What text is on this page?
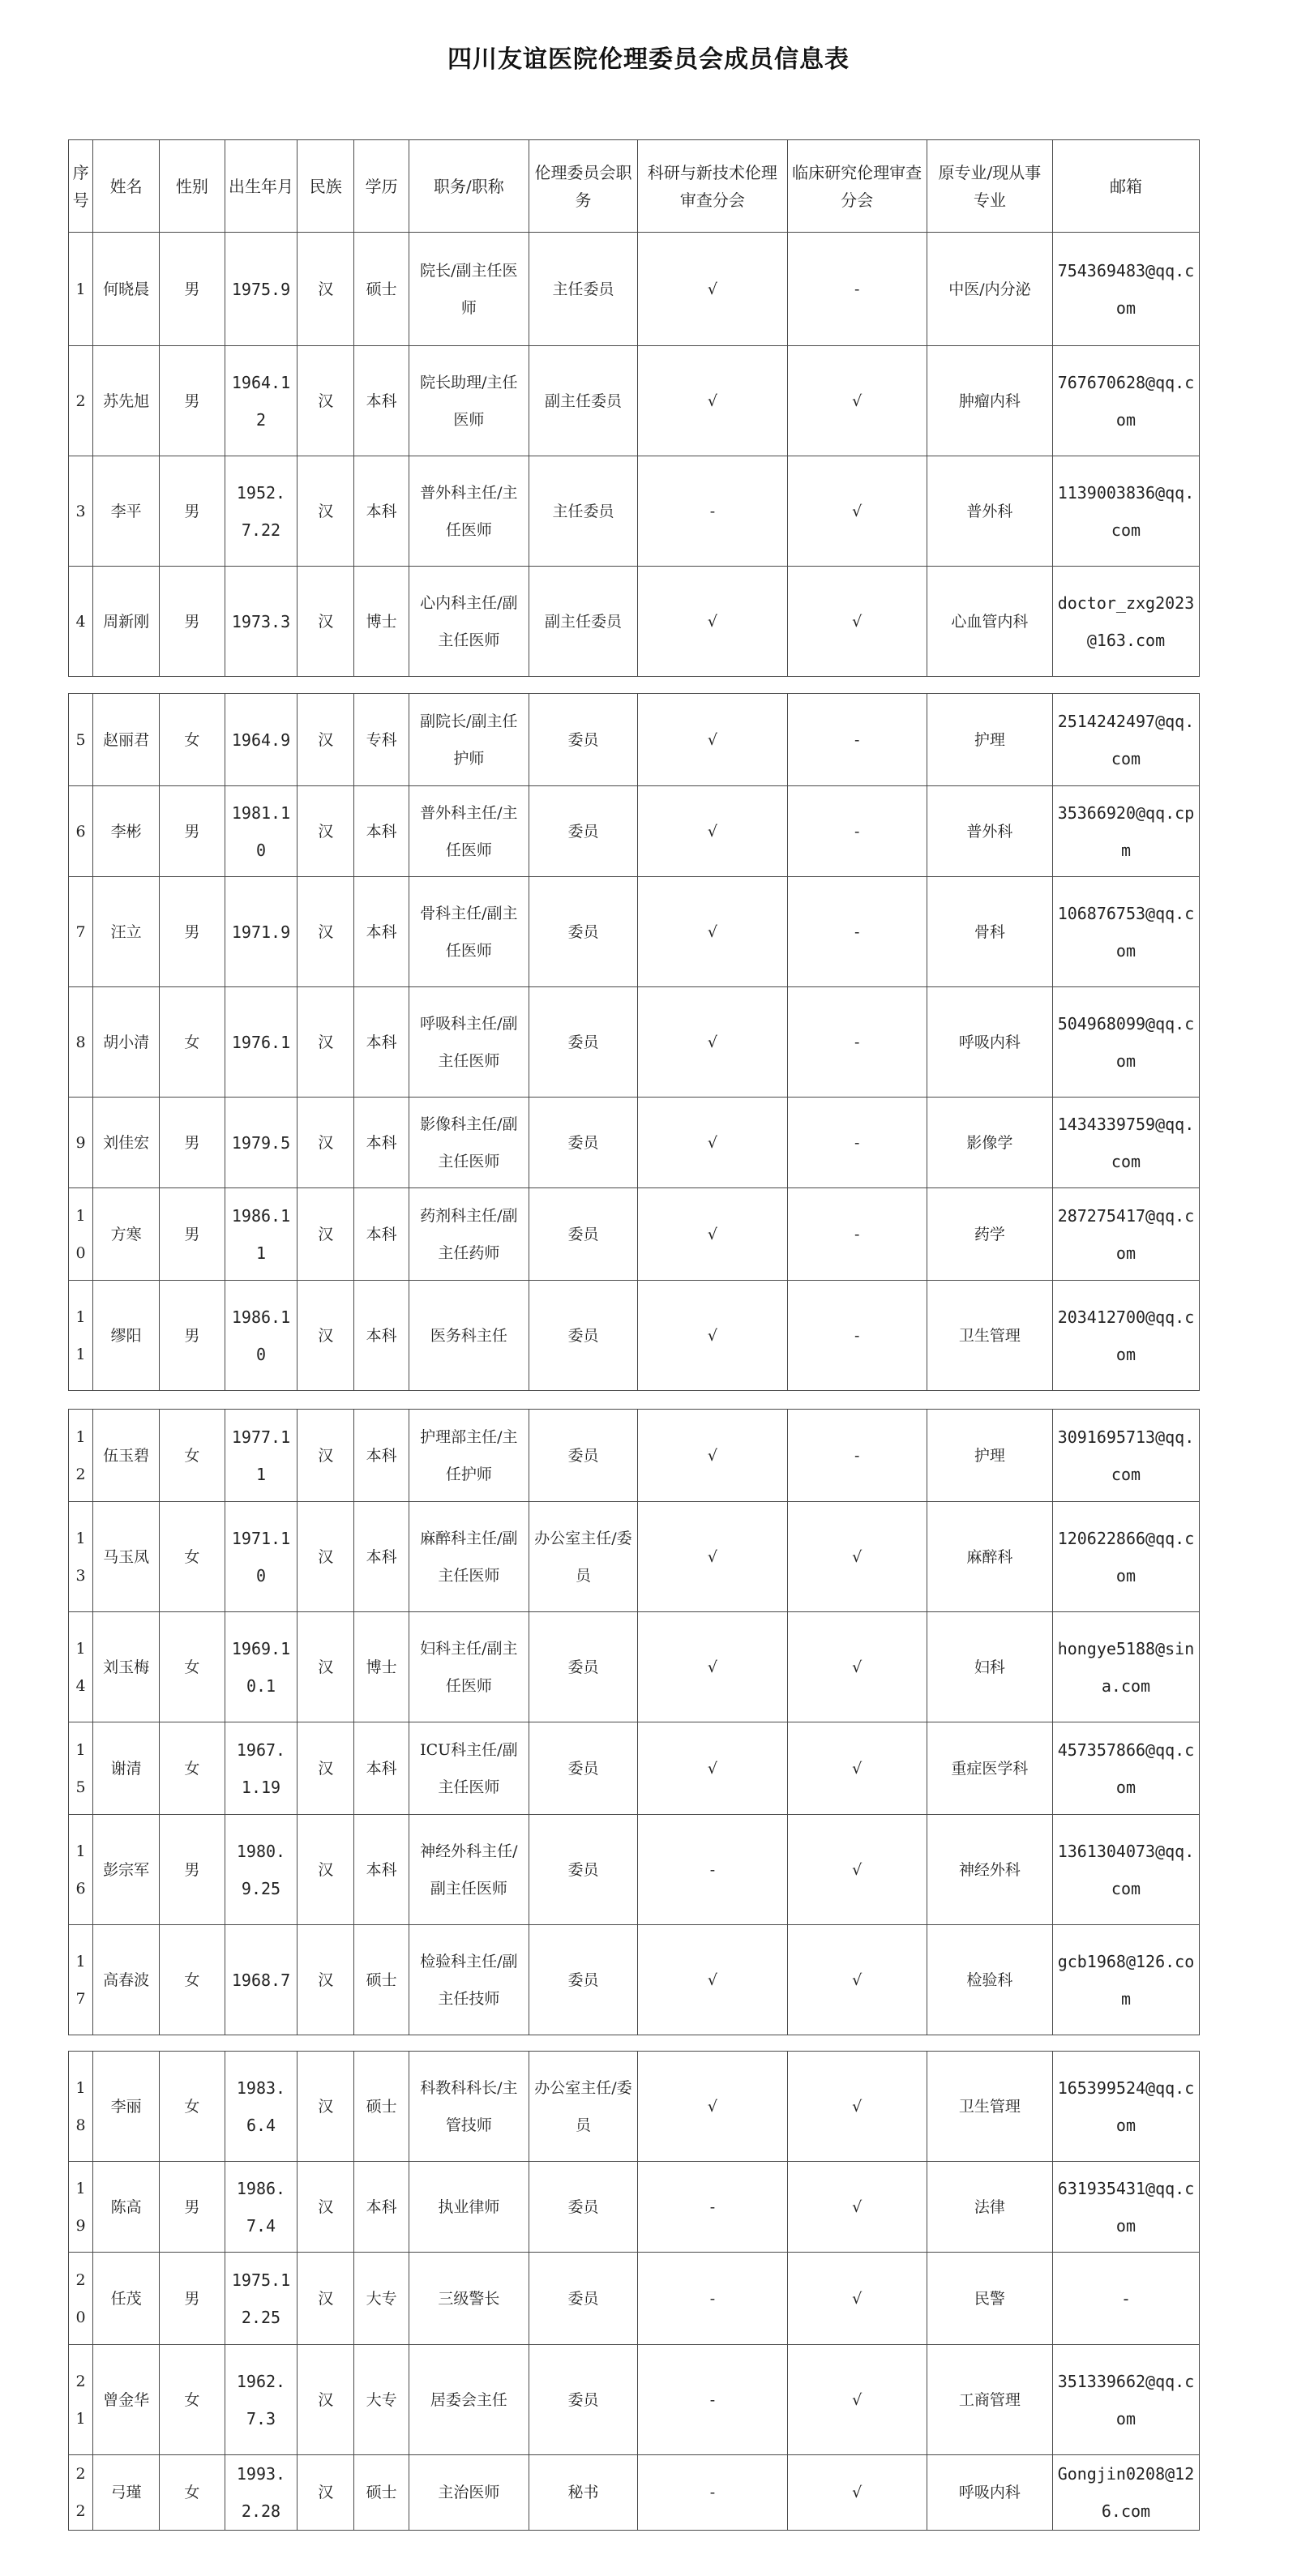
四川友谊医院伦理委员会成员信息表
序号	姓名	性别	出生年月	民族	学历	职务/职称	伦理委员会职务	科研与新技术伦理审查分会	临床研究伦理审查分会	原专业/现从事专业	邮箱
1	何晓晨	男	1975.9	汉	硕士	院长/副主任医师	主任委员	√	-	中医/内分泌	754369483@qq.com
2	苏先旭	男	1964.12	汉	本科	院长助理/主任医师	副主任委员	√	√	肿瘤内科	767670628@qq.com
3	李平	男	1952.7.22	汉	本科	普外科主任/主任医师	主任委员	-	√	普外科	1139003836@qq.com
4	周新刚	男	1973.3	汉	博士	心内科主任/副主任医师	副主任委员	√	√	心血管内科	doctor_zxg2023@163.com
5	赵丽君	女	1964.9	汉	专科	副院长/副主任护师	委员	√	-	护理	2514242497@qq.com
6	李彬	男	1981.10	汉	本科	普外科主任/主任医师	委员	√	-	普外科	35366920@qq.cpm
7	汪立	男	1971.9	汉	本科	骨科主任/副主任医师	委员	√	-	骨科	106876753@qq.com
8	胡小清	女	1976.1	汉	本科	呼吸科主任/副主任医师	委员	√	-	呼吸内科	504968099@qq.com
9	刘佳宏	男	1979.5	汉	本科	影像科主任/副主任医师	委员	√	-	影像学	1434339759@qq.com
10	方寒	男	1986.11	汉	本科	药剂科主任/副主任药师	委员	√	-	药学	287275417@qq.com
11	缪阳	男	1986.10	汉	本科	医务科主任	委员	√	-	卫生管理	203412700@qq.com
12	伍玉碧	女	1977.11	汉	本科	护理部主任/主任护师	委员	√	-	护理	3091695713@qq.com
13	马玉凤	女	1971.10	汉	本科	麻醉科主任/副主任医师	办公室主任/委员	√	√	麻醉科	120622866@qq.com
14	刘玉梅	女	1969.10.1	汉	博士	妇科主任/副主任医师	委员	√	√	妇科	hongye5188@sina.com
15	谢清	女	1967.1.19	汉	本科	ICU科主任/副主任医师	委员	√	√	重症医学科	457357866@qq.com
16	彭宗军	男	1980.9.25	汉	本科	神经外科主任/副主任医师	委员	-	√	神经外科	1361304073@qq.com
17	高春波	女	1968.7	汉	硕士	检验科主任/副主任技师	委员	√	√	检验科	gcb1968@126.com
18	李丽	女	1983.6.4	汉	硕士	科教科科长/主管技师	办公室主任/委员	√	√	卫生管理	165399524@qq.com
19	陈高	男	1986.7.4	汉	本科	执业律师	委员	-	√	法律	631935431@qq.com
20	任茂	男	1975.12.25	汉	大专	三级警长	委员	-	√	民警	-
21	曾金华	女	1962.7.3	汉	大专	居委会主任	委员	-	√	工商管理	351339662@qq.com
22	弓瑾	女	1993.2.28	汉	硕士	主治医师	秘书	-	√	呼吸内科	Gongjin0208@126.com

------------------------------------------------------------

* **EXERCISE REQUIREMENTS**
Any pictures should be dropped; transcribe the rest of the records above exactly.

* **WRITTEN RESPONSE**
What text is on this page?
四川友谊医院伦理委员会成员信息表
序号	姓名	性别	出生年月	民族	学历	职务/职称	伦理委员会职务	科研与新技术伦理审查分会	临床研究伦理审查分会	原专业/现从事专业	邮箱
1	何晓晨	男	1975.9	汉	硕士	院长/副主任医师	主任委员	√	-	中医/内分泌	754369483@qq.com
2	苏先旭	男	1964.12	汉	本科	院长助理/主任医师	副主任委员	√	√	肿瘤内科	767670628@qq.com
3	李平	男	1952.7.22	汉	本科	普外科主任/主任医师	主任委员	-	√	普外科	1139003836@qq.com
4	周新刚	男	1973.3	汉	博士	心内科主任/副主任医师	副主任委员	√	√	心血管内科	doctor_zxg2023@163.com
5	赵丽君	女	1964.9	汉	专科	副院长/副主任护师	委员	√	-	护理	2514242497@qq.com
6	李彬	男	1981.10	汉	本科	普外科主任/主任医师	委员	√	-	普外科	35366920@qq.cpm
7	汪立	男	1971.9	汉	本科	骨科主任/副主任医师	委员	√	-	骨科	106876753@qq.com
8	胡小清	女	1976.1	汉	本科	呼吸科主任/副主任医师	委员	√	-	呼吸内科	504968099@qq.com
9	刘佳宏	男	1979.5	汉	本科	影像科主任/副主任医师	委员	√	-	影像学	1434339759@qq.com
10	方寒	男	1986.11	汉	本科	药剂科主任/副主任药师	委员	√	-	药学	287275417@qq.com
11	缪阳	男	1986.10	汉	本科	医务科主任	委员	√	-	卫生管理	203412700@qq.com
12	伍玉碧	女	1977.11	汉	本科	护理部主任/主任护师	委员	√	-	护理	3091695713@qq.com
13	马玉凤	女	1971.10	汉	本科	麻醉科主任/副主任医师	办公室主任/委员	√	√	麻醉科	120622866@qq.com
14	刘玉梅	女	1969.10.1	汉	博士	妇科主任/副主任医师	委员	√	√	妇科	hongye5188@sina.com
15	谢清	女	1967.1.19	汉	本科	ICU科主任/副主任医师	委员	√	√	重症医学科	457357866@qq.com
16	彭宗军	男	1980.9.25	汉	本科	神经外科主任/副主任医师	委员	-	√	神经外科	1361304073@qq.com
17	高春波	女	1968.7	汉	硕士	检验科主任/副主任技师	委员	√	√	检验科	gcb1968@126.com
18	李丽	女	1983.6.4	汉	硕士	科教科科长/主管技师	办公室主任/委员	√	√	卫生管理	165399524@qq.com
19	陈高	男	1986.7.4	汉	本科	执业律师	委员	-	√	法律	631935431@qq.com
20	任茂	男	1975.12.25	汉	大专	三级警长	委员	-	√	民警	-
21	曾金华	女	1962.7.3	汉	大专	居委会主任	委员	-	√	工商管理	351339662@qq.com
22	弓瑾	女	1993.2.28	汉	硕士	主治医师	秘书	-	√	呼吸内科	Gongjin0208@126.com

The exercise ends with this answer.